| WHAT YOU SHOULD DO |
Rewrite the data below, replacing each occurrence of "panel-title" with "widget-title" and leaving everything else unchanged. Omit the pictures from your output.

| MATERIAL FOR THIS TASK |
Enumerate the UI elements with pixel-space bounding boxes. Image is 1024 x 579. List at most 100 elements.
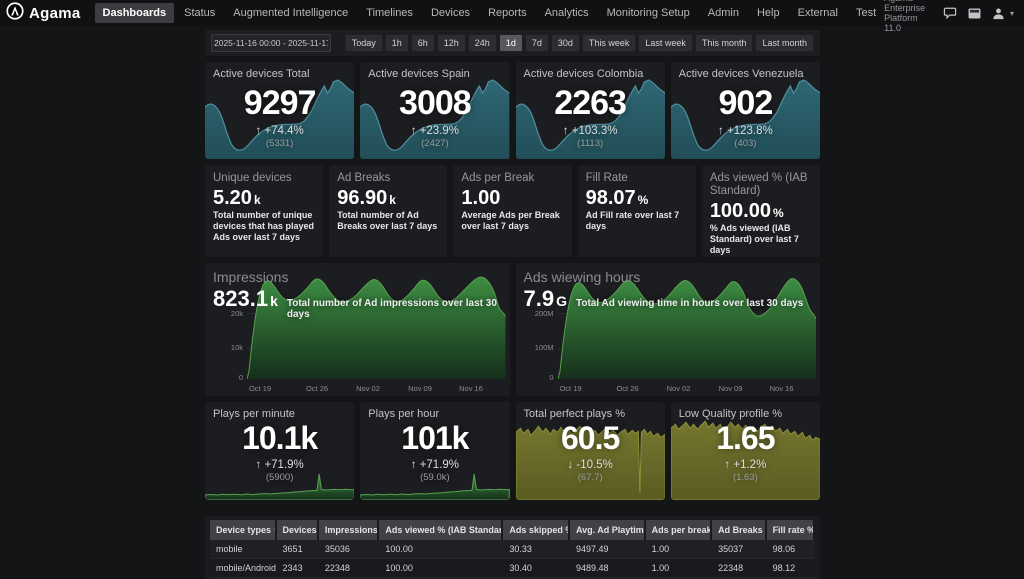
x-tick: Oct 19 <box>249 384 271 393</box>
range-button-last-week[interactable]: Last week <box>638 34 693 52</box>
stat-unit: % <box>638 193 649 207</box>
range-button-this-month[interactable]: This month <box>695 34 754 52</box>
y-tick: 0 <box>518 373 554 382</box>
metric-change: ↑ +71.9% <box>205 459 354 471</box>
range-button-last-month[interactable]: Last month <box>755 34 814 52</box>
panel-low-quality-profile: Low Quality profile % 1.65 ↑ +1.2% (1.63… <box>671 402 820 500</box>
metric-previous: (5331) <box>205 138 354 149</box>
range-button-30d[interactable]: 30d <box>551 34 580 52</box>
main-menu: Dashboards Status Augmented Intelligence… <box>95 3 885 23</box>
range-button-today[interactable]: Today <box>345 34 383 52</box>
time-range-bar: Today 1h 6h 12h 24h 1d 7d 30d This week … <box>205 30 820 56</box>
panel-title: Ad Breaks <box>337 172 439 185</box>
col-device-types[interactable]: Device types⇅ <box>210 520 277 540</box>
col-ad-breaks[interactable]: Ad Breaks⇅ <box>712 520 766 540</box>
time-range-input[interactable] <box>211 34 331 52</box>
panel-title: Active devices Total <box>213 68 309 80</box>
menu-item-dashboards[interactable]: Dashboards <box>95 3 175 23</box>
panel-title: Impressions <box>213 269 288 285</box>
cell: 98.06 <box>767 540 815 559</box>
table-row: mobile 3651 35036 100.00 30.33 9497.49 1… <box>210 540 815 559</box>
metric-value: 1.65 <box>671 422 820 454</box>
panel-active-devices-colombia: Active devices Colombia 2263 ↑ +103.3% (… <box>516 62 665 159</box>
panel-active-devices-venezuela: Active devices Venezuela 902 ↑ +123.8% (… <box>671 62 820 159</box>
time-range-buttons: Today 1h 6h 12h 24h 1d 7d 30d This week … <box>345 34 814 52</box>
metric-previous: (403) <box>671 138 820 149</box>
trend-unit: G <box>556 293 567 309</box>
table-header-row: Device types⇅ Devices▾ Impressions⇅ Ads … <box>210 520 815 540</box>
range-button-this-week[interactable]: This week <box>582 34 637 52</box>
panel-title: Active devices Venezuela <box>679 68 804 80</box>
menu-item-monitoring-setup[interactable]: Monitoring Setup <box>599 3 698 23</box>
cell: 98.12 <box>767 559 815 578</box>
metric-previous: (2427) <box>360 138 509 149</box>
menu-item-admin[interactable]: Admin <box>700 3 747 23</box>
range-button-24h[interactable]: 24h <box>468 34 497 52</box>
panel-ads-viewing-hours: Ads wiewing hours 7.9G Total Ad viewing … <box>516 263 821 396</box>
panels-icon[interactable] <box>968 6 981 20</box>
y-tick: 20k <box>207 309 243 318</box>
col-devices[interactable]: Devices▾ <box>277 520 319 540</box>
panel-ad-breaks: Ad Breaks 96.90k Total number of Ad Brea… <box>329 165 447 257</box>
user-icon[interactable] <box>992 6 1005 20</box>
menu-item-devices[interactable]: Devices <box>423 3 478 23</box>
col-ads-per-breaks[interactable]: Ads per breaks⇅ <box>646 520 713 540</box>
cell: 100.00 <box>379 559 503 578</box>
menu-item-test[interactable]: Test <box>848 3 884 23</box>
menu-item-reports[interactable]: Reports <box>480 3 535 23</box>
trend-description: Total number of Ad impressions over last… <box>287 298 510 320</box>
cell: 2343 <box>277 559 319 578</box>
table-row: mobile/Android 2343 22348 100.00 30.40 9… <box>210 559 815 578</box>
range-button-7d[interactable]: 7d <box>525 34 549 52</box>
x-tick: Nov 16 <box>459 384 483 393</box>
brand[interactable]: Agama <box>6 2 81 25</box>
range-button-1d[interactable]: 1d <box>499 34 523 52</box>
x-tick: Nov 16 <box>770 384 794 393</box>
plays-row: Plays per minute 10.1k ↑ +71.9% (5900) P… <box>205 402 820 500</box>
panel-unique-devices: Unique devices 5.20k Total number of uni… <box>205 165 323 257</box>
menu-item-analytics[interactable]: Analytics <box>537 3 597 23</box>
col-avg-playtime[interactable]: Avg. Ad Playtime⇅ <box>570 520 646 540</box>
range-button-1h[interactable]: 1h <box>385 34 409 52</box>
stats-row: Unique devices 5.20k Total number of uni… <box>205 165 820 257</box>
col-impressions[interactable]: Impressions⇅ <box>319 520 380 540</box>
agama-dashboard-screen: Agama Dashboards Status Augmented Intell… <box>0 0 1024 579</box>
stat-description: % Ads viewed (IAB Standard) over last 7 … <box>710 223 812 255</box>
chat-icon[interactable] <box>943 6 957 20</box>
metric-value: 10.1k <box>205 422 354 454</box>
x-tick: Oct 26 <box>616 384 638 393</box>
col-fill-rate[interactable]: Fill rate %⇅ <box>767 520 815 540</box>
stat-description: Total number of Ad Breaks over last 7 da… <box>337 210 439 232</box>
stat-description: Ad Fill rate over last 7 days <box>586 210 688 232</box>
cell-device-type: mobile/Android <box>210 559 277 578</box>
cell: 35037 <box>712 540 766 559</box>
active-devices-row: Active devices Total 9297 ↑ +74.4% (5331… <box>205 62 820 159</box>
caret-down-icon[interactable]: ▾ <box>1010 9 1014 18</box>
menu-item-external[interactable]: External <box>790 3 846 23</box>
menu-item-status[interactable]: Status <box>176 3 223 23</box>
stat-unit: % <box>773 206 784 220</box>
trend-row: Impressions 823.1k Total number of Ad im… <box>205 263 820 396</box>
cell: 30.33 <box>503 540 570 559</box>
device-types-table-panel: Device types⇅ Devices▾ Impressions⇅ Ads … <box>205 516 820 579</box>
range-button-12h[interactable]: 12h <box>437 34 466 52</box>
y-tick: 100M <box>518 343 554 352</box>
menu-item-help[interactable]: Help <box>749 3 788 23</box>
panel-title: Fill Rate <box>586 172 688 185</box>
metric-change: ↑ +123.8% <box>671 125 820 137</box>
range-button-6h[interactable]: 6h <box>411 34 435 52</box>
menu-item-timelines[interactable]: Timelines <box>358 3 421 23</box>
metric-change: ↓ -10.5% <box>516 459 665 471</box>
metric-previous: (5900) <box>205 472 354 483</box>
col-ads-viewed[interactable]: Ads viewed % (IAB Standard)⇅ <box>379 520 503 540</box>
stat-value: 98.07% <box>586 187 688 209</box>
col-ads-skipped[interactable]: Ads skipped %⇅ <box>503 520 570 540</box>
metric-value: 902 <box>671 86 820 120</box>
panel-title: Total perfect plays % <box>524 408 626 420</box>
platform-version-label: Agama Enterprise Platform 11.0 <box>884 0 932 33</box>
menu-item-augmented-intelligence[interactable]: Augmented Intelligence <box>225 3 356 23</box>
cell: 30.40 <box>503 559 570 578</box>
metric-value: 2263 <box>516 86 665 120</box>
stat-description: Total number of unique devices that has … <box>213 210 315 242</box>
panel-active-devices-spain: Active devices Spain 3008 ↑ +23.9% (2427… <box>360 62 509 159</box>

| EXERCISE OUTPUT |
Enumerate the UI elements with pixel-space bounding boxes. Image is 1024 x 579. List at most 100 elements.
x-tick: Oct 19 <box>249 384 271 393</box>
range-button-last-week[interactable]: Last week <box>638 34 693 52</box>
stat-unit: % <box>638 193 649 207</box>
range-button-this-month[interactable]: This month <box>695 34 754 52</box>
y-tick: 0 <box>518 373 554 382</box>
metric-change: ↑ +71.9% <box>205 459 354 471</box>
range-button-last-month[interactable]: Last month <box>755 34 814 52</box>
panel-low-quality-profile: Low Quality profile % 1.65 ↑ +1.2% (1.63… <box>671 402 820 500</box>
metric-previous: (5331) <box>205 138 354 149</box>
range-button-30d[interactable]: 30d <box>551 34 580 52</box>
main-menu: Dashboards Status Augmented Intelligence… <box>95 3 885 23</box>
range-button-today[interactable]: Today <box>345 34 383 52</box>
time-range-bar: Today 1h 6h 12h 24h 1d 7d 30d This week … <box>205 30 820 56</box>
widget-title: Ad Breaks <box>337 172 439 185</box>
col-device-types[interactable]: Device types⇅ <box>210 520 277 540</box>
col-ad-breaks[interactable]: Ad Breaks⇅ <box>712 520 766 540</box>
time-range-input[interactable] <box>211 34 331 52</box>
widget-title: Active devices Total <box>213 68 309 80</box>
menu-item-dashboards[interactable]: Dashboards <box>95 3 175 23</box>
widget-title: Impressions <box>213 269 288 285</box>
cell: 98.06 <box>767 540 815 559</box>
table-row: mobile 3651 35036 100.00 30.33 9497.49 1… <box>210 540 815 559</box>
metric-value: 1.65 <box>671 422 820 454</box>
panel-active-devices-colombia: Active devices Colombia 2263 ↑ +103.3% (… <box>516 62 665 159</box>
panel-active-devices-venezuela: Active devices Venezuela 902 ↑ +123.8% (… <box>671 62 820 159</box>
time-range-buttons: Today 1h 6h 12h 24h 1d 7d 30d This week … <box>345 34 814 52</box>
metric-previous: (403) <box>671 138 820 149</box>
trend-unit: G <box>556 293 567 309</box>
table-header-row: Device types⇅ Devices▾ Impressions⇅ Ads … <box>210 520 815 540</box>
range-button-this-week[interactable]: This week <box>582 34 637 52</box>
widget-title: Active devices Venezuela <box>679 68 804 80</box>
menu-item-monitoring-setup[interactable]: Monitoring Setup <box>599 3 698 23</box>
cell: 98.12 <box>767 559 815 578</box>
metric-previous: (2427) <box>360 138 509 149</box>
menu-item-admin[interactable]: Admin <box>700 3 747 23</box>
range-button-24h[interactable]: 24h <box>468 34 497 52</box>
panel-ads-viewing-hours: Ads wiewing hours 7.9G Total Ad viewing … <box>516 263 821 396</box>
panels-icon[interactable] <box>968 6 981 20</box>
y-tick: 20k <box>207 309 243 318</box>
col-devices[interactable]: Devices▾ <box>277 520 319 540</box>
panel-ad-breaks: Ad Breaks 96.90k Total number of Ad Brea… <box>329 165 447 257</box>
user-icon[interactable] <box>992 6 1005 20</box>
menu-item-devices[interactable]: Devices <box>423 3 478 23</box>
col-ads-per-breaks[interactable]: Ads per breaks⇅ <box>646 520 713 540</box>
cell: 100.00 <box>379 559 503 578</box>
menu-item-test[interactable]: Test <box>848 3 884 23</box>
menu-item-reports[interactable]: Reports <box>480 3 535 23</box>
trend-description: Total number of Ad impressions over last… <box>287 298 510 320</box>
cell: 2343 <box>277 559 319 578</box>
table-row: mobile/Android 2343 22348 100.00 30.40 9… <box>210 559 815 578</box>
range-button-7d[interactable]: 7d <box>525 34 549 52</box>
x-tick: Nov 16 <box>459 384 483 393</box>
brand[interactable]: Agama <box>6 2 81 25</box>
range-button-1d[interactable]: 1d <box>499 34 523 52</box>
x-tick: Nov 16 <box>770 384 794 393</box>
plays-row: Plays per minute 10.1k ↑ +71.9% (5900) P… <box>205 402 820 500</box>
panel-unique-devices: Unique devices 5.20k Total number of uni… <box>205 165 323 257</box>
menu-item-analytics[interactable]: Analytics <box>537 3 597 23</box>
col-avg-playtime[interactable]: Avg. Ad Playtime⇅ <box>570 520 646 540</box>
range-button-1h[interactable]: 1h <box>385 34 409 52</box>
stats-row: Unique devices 5.20k Total number of uni… <box>205 165 820 257</box>
col-impressions[interactable]: Impressions⇅ <box>319 520 380 540</box>
agama-dashboard-screen: Agama Dashboards Status Augmented Intell… <box>0 0 1024 579</box>
stat-description: % Ads viewed (IAB Standard) over last 7 … <box>710 223 812 255</box>
chat-icon[interactable] <box>943 6 957 20</box>
metric-value: 10.1k <box>205 422 354 454</box>
x-tick: Oct 26 <box>616 384 638 393</box>
col-fill-rate[interactable]: Fill rate %⇅ <box>767 520 815 540</box>
stat-description: Total number of Ad Breaks over last 7 da… <box>337 210 439 232</box>
stat-description: Ad Fill rate over last 7 days <box>586 210 688 232</box>
cell-device-type: mobile/Android <box>210 559 277 578</box>
cell: 35037 <box>712 540 766 559</box>
active-devices-row: Active devices Total 9297 ↑ +74.4% (5331… <box>205 62 820 159</box>
caret-down-icon[interactable]: ▾ <box>1010 9 1014 18</box>
menu-item-external[interactable]: External <box>790 3 846 23</box>
menu-item-status[interactable]: Status <box>176 3 223 23</box>
stat-unit: % <box>773 206 784 220</box>
trend-row: Impressions 823.1k Total number of Ad im… <box>205 263 820 396</box>
cell: 30.33 <box>503 540 570 559</box>
device-types-table-panel: Device types⇅ Devices▾ Impressions⇅ Ads … <box>205 516 820 579</box>
range-button-12h[interactable]: 12h <box>437 34 466 52</box>
y-tick: 100M <box>518 343 554 352</box>
menu-item-help[interactable]: Help <box>749 3 788 23</box>
widget-title: Fill Rate <box>586 172 688 185</box>
metric-change: ↑ +123.8% <box>671 125 820 137</box>
range-button-6h[interactable]: 6h <box>411 34 435 52</box>
menu-item-timelines[interactable]: Timelines <box>358 3 421 23</box>
metric-change: ↓ -10.5% <box>516 459 665 471</box>
metric-previous: (5900) <box>205 472 354 483</box>
col-ads-viewed[interactable]: Ads viewed % (IAB Standard)⇅ <box>379 520 503 540</box>
stat-value: 98.07% <box>586 187 688 209</box>
col-ads-skipped[interactable]: Ads skipped %⇅ <box>503 520 570 540</box>
metric-value: 902 <box>671 86 820 120</box>
widget-title: Total perfect plays % <box>524 408 626 420</box>
platform-version-label: Agama Enterprise Platform 11.0 <box>884 0 932 33</box>
menu-item-augmented-intelligence[interactable]: Augmented Intelligence <box>225 3 356 23</box>
cell: 30.40 <box>503 559 570 578</box>
metric-value: 2263 <box>516 86 665 120</box>
stat-description: Total number of unique devices that has … <box>213 210 315 242</box>
panel-active-devices-spain: Active devices Spain 3008 ↑ +23.9% (2427… <box>360 62 509 159</box>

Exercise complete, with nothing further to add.